| WRITTEN TASK |
Please find all lines in the data that hold the string "beantwoorden" and copy them.

Data entries
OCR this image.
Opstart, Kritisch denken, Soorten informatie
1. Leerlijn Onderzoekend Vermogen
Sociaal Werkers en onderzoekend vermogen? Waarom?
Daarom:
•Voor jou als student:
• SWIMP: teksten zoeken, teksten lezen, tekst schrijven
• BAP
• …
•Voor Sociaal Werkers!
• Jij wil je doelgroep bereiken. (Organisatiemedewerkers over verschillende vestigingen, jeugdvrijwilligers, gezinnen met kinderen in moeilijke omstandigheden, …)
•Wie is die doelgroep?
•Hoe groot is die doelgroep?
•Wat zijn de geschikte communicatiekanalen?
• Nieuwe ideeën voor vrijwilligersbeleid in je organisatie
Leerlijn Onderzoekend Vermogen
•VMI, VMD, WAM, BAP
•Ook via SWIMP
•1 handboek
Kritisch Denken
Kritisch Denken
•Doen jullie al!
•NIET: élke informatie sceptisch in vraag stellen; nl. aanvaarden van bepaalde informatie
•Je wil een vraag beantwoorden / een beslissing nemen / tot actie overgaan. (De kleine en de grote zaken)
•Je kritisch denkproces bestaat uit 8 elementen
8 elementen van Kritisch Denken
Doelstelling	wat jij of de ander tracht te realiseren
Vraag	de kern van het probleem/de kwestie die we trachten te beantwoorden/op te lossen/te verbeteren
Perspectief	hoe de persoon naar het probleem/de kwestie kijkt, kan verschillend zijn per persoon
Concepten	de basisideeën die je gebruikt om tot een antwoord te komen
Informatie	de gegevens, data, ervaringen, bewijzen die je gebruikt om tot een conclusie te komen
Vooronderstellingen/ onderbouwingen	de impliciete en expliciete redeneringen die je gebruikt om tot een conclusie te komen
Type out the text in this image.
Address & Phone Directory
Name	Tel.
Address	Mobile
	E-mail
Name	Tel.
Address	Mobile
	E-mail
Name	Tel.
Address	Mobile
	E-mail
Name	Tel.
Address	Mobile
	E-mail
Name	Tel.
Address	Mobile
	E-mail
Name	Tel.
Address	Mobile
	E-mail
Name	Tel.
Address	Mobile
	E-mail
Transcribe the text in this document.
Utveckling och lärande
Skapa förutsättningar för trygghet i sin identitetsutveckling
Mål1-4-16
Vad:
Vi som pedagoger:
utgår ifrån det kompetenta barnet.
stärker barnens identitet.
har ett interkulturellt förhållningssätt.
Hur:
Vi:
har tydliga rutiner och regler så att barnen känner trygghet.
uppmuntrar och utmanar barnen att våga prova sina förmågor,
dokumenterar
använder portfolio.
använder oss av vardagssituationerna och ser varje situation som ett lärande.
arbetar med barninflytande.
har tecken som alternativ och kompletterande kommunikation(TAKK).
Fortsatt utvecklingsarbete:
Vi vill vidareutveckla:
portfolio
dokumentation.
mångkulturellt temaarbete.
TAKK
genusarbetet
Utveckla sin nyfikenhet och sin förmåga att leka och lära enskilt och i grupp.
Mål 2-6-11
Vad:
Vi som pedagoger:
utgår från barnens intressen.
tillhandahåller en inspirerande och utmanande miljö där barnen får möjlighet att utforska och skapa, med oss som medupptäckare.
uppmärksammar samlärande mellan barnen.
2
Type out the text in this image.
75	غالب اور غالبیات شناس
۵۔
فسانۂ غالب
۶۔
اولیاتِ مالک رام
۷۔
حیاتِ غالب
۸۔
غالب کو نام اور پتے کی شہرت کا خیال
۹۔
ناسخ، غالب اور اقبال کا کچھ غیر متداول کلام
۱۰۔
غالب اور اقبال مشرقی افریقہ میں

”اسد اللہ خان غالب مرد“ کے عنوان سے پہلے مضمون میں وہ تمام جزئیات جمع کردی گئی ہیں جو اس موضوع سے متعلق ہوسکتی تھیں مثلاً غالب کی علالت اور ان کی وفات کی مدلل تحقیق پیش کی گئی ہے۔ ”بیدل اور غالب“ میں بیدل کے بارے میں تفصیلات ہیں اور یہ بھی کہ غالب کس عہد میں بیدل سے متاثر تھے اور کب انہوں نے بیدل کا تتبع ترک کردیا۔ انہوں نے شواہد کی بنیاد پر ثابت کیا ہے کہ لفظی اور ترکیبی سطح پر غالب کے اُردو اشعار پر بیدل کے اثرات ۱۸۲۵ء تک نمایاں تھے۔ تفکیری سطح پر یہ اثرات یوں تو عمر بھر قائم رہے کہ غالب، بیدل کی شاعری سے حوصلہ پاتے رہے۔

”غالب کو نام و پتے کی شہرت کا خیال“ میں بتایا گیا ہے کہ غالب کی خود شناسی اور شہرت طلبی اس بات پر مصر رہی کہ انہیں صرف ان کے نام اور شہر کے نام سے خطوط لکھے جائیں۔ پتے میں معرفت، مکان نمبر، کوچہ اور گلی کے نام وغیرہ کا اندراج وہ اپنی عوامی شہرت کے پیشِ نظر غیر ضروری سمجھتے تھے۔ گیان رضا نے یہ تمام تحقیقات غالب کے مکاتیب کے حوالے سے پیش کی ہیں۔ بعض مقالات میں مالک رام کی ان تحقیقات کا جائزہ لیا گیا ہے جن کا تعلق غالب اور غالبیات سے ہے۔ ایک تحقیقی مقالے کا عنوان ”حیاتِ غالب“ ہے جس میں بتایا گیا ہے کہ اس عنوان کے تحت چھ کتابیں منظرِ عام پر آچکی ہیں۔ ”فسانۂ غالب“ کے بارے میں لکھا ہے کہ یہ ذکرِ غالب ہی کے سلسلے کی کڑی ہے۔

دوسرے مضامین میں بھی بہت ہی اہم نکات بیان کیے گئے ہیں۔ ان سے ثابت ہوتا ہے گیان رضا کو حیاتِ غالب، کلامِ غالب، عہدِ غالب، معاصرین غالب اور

| THE OUTPUT |
•Je wil een vraag beantwoorden / een beslissing nemen / tot actie overgaan. (De kleine en de grote zaken)
Vraag	de kern van het probleem/de kwestie die we trachten te beantwoorden/op te lossen/te verbeteren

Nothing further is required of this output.